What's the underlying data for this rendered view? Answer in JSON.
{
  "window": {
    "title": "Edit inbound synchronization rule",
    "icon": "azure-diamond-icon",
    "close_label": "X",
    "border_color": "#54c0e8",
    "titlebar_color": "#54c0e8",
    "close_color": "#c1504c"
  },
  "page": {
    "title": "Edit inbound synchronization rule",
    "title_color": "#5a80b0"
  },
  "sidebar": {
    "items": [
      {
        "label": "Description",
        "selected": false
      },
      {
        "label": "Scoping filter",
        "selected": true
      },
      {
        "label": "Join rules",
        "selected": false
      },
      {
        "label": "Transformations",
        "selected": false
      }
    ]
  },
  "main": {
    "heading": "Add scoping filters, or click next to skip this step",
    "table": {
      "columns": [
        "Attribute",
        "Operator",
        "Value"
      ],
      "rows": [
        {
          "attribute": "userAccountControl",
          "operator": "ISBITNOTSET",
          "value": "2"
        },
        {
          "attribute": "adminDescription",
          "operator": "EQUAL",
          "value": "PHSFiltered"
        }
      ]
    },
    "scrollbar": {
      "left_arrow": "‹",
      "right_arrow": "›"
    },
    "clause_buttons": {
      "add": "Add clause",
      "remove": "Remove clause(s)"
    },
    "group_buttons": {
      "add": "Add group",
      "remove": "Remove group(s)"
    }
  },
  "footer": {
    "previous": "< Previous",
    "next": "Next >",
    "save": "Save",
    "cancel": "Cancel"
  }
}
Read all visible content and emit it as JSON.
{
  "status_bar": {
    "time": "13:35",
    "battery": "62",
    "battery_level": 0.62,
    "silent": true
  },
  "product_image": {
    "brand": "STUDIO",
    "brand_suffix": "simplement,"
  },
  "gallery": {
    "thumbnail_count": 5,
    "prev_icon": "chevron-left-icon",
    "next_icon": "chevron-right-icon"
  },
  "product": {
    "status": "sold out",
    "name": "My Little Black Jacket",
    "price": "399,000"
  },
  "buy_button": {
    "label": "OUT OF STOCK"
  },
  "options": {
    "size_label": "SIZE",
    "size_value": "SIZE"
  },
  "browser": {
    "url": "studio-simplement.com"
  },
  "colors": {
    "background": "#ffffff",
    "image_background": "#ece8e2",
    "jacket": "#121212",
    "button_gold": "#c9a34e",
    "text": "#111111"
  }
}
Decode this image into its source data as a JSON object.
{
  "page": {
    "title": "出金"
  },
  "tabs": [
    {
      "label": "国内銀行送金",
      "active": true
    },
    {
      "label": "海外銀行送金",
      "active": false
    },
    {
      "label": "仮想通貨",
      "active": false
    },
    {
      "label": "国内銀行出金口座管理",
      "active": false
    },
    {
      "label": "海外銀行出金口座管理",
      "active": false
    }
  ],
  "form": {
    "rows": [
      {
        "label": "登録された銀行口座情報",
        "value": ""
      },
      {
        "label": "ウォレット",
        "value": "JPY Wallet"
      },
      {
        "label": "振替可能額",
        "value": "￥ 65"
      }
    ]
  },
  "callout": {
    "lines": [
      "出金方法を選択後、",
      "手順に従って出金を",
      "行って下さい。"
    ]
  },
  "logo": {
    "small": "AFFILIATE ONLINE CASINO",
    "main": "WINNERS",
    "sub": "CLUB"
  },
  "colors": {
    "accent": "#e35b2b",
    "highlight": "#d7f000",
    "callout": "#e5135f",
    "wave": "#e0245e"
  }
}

- - - -

▶ [Brief]
Go through the data and gather every line that holds "this".

▶ [Worked answer]
What's the underlying data for this rendered view? Answer in JSON.
    "heading": "Add scoping filters, or click next to skip this step",
Decode this image into its source data as a JSON object.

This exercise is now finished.